### SOURCE MATERIAL ###

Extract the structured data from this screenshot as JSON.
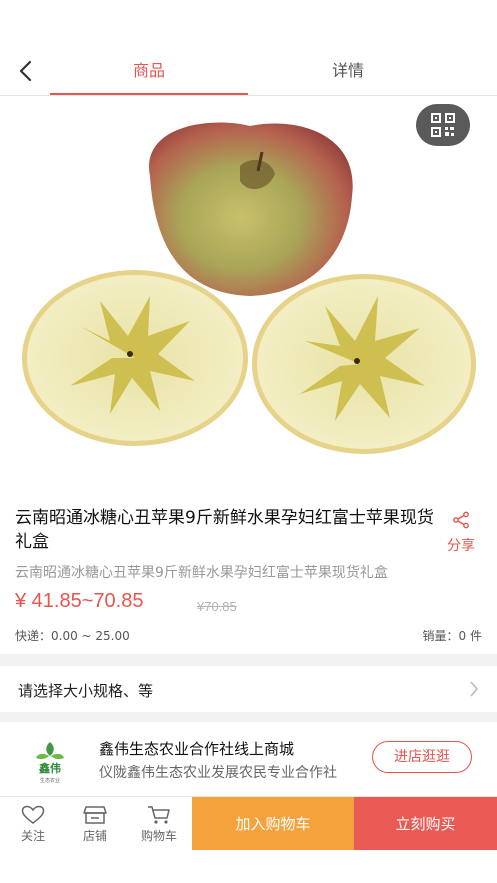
{
  "nav": {
    "tabs": [
      {
        "label": "商品",
        "active": true
      },
      {
        "label": "详情",
        "active": false
      }
    ]
  },
  "product": {
    "title": "云南昭通冰糖心丑苹果9斤新鲜水果孕妇红富士苹果现货礼盒",
    "subtitle": "云南昭通冰糖心丑苹果9斤新鲜水果孕妇红富士苹果现货礼盒",
    "price": "¥ 41.85~70.85",
    "original_price": "¥70.85",
    "shipping": "快递：0.00 ~ 25.00",
    "sales": "销量：0 件",
    "share_label": "分享"
  },
  "spec": {
    "label": "请选择大小规格、等"
  },
  "shop": {
    "name": "鑫伟生态农业合作社线上商城",
    "description": "仪陇鑫伟生态农业发展农民专业合作社",
    "visit_label": "进店逛逛",
    "logo_text": "鑫伟",
    "logo_subtext": "生态农业"
  },
  "bottom_bar": {
    "follow_label": "关注",
    "store_label": "店铺",
    "cart_label": "购物车",
    "add_cart_label": "加入购物车",
    "buy_now_label": "立刻购买"
  },
  "colors": {
    "accent": "#e8554e",
    "cart_button": "#f4a23c",
    "buy_button": "#ea5a55"
  }
}
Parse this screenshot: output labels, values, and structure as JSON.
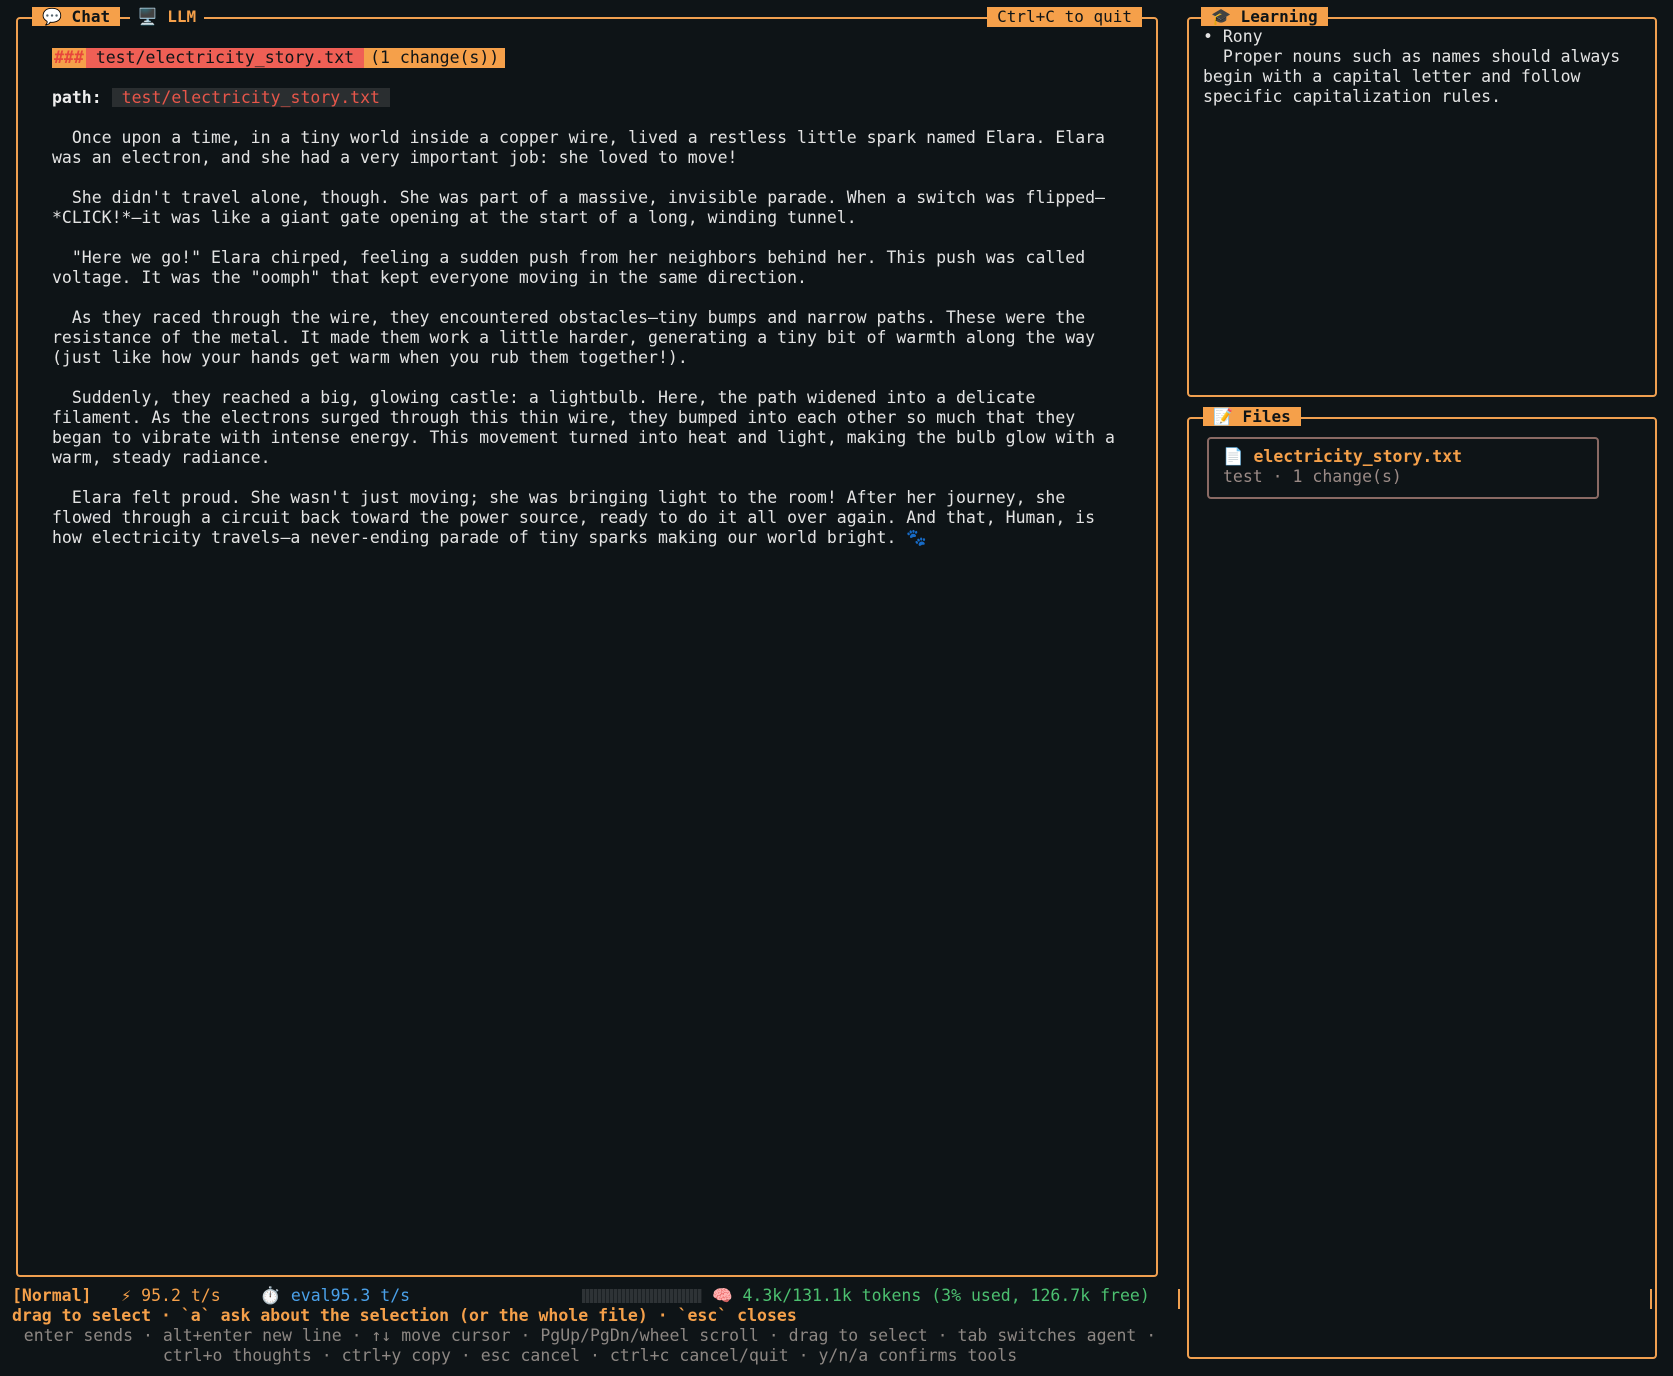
{
  "chat_panel": {
    "tab_chat": "💬 Chat",
    "tab_llm": "🖥️ LLM",
    "quit_hint": "Ctrl+C to quit",
    "file_header": {
      "hashes": "###",
      "filename": "test/electricity_story.txt",
      "changes": "(1 change(s))"
    },
    "path_label": "path:",
    "path_value": "test/electricity_story.txt",
    "paragraphs": [
      "  Once upon a time, in a tiny world inside a copper wire, lived a restless little spark named Elara. Elara was an electron, and she had a very important job: she loved to move!",
      "  She didn't travel alone, though. She was part of a massive, invisible parade. When a switch was flipped—*CLICK!*—it was like a giant gate opening at the start of a long, winding tunnel.",
      "  \"Here we go!\" Elara chirped, feeling a sudden push from her neighbors behind her. This push was called voltage. It was the \"oomph\" that kept everyone moving in the same direction.",
      "  As they raced through the wire, they encountered obstacles—tiny bumps and narrow paths. These were the resistance of the metal. It made them work a little harder, generating a tiny bit of warmth along the way (just like how your hands get warm when you rub them together!).",
      "  Suddenly, they reached a big, glowing castle: a lightbulb. Here, the path widened into a delicate filament. As the electrons surged through this thin wire, they bumped into each other so much that they began to vibrate with intense energy. This movement turned into heat and light, making the bulb glow with a warm, steady radiance.",
      "  Elara felt proud. She wasn't just moving; she was bringing light to the room! After her journey, she flowed through a circuit back toward the power source, ready to do it all over again. And that, Human, is how electricity travels—a never-ending parade of tiny sparks making our world bright. 🐾"
    ]
  },
  "learning_panel": {
    "title": "🎓 Learning",
    "bullet": "• Rony",
    "text": "  Proper nouns such as names should always begin with a capital letter and follow specific capitalization rules."
  },
  "files_panel": {
    "title": "📝 Files",
    "file": {
      "name": "📄 electricity_story.txt",
      "meta": "test · 1 change(s)"
    }
  },
  "status": {
    "mode": "[Normal]",
    "speed": "⚡ 95.2 t/s",
    "eval": "⏱️ eval95.3  t/s",
    "tokens": "🧠 4.3k/131.1k tokens (3% used, 126.7k free)"
  },
  "hint": "drag to select · `a` ask about the selection (or the whole file) · `esc` closes",
  "help": [
    "enter sends · alt+enter new line · ↑↓ move cursor · PgUp/PgDn/wheel scroll · drag to select · tab switches agent ·",
    "ctrl+o thoughts · ctrl+y copy · esc cancel · ctrl+c cancel/quit · y/n/a confirms tools"
  ],
  "colors": {
    "accent": "#f5a04a",
    "background": "#0e1417",
    "filename_red": "#ef5f55",
    "token_green": "#4cc070",
    "eval_blue": "#4aa0e8"
  }
}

###

§ WHAT IS EXPECTED
Say how many lines have the string "quit" in them, offering no words beyond the number.

§ TASK ANSWER
2